EXERCISE BRIEF | Report how many lines hold the word "name"; give nothing but the number.

EXTRACTED RECORDS |

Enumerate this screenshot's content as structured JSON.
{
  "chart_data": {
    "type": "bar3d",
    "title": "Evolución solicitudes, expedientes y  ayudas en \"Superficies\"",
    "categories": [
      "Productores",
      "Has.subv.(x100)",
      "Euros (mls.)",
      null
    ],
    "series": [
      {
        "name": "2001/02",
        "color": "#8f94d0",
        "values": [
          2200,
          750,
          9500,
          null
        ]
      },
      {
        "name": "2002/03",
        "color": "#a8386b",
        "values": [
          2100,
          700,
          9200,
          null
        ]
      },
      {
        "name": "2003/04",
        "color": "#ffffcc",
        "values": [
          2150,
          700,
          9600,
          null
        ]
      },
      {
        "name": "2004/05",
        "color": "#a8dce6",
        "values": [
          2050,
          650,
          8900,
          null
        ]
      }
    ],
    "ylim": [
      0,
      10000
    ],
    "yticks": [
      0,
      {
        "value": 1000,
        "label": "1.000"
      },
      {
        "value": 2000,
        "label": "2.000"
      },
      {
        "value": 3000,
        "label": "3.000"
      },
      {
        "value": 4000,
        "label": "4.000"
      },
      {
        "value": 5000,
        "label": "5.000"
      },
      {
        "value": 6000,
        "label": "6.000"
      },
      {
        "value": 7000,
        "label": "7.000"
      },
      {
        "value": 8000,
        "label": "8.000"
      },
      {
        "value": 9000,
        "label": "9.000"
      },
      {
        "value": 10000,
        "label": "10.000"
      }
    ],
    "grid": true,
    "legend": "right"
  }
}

RESPONSE | 4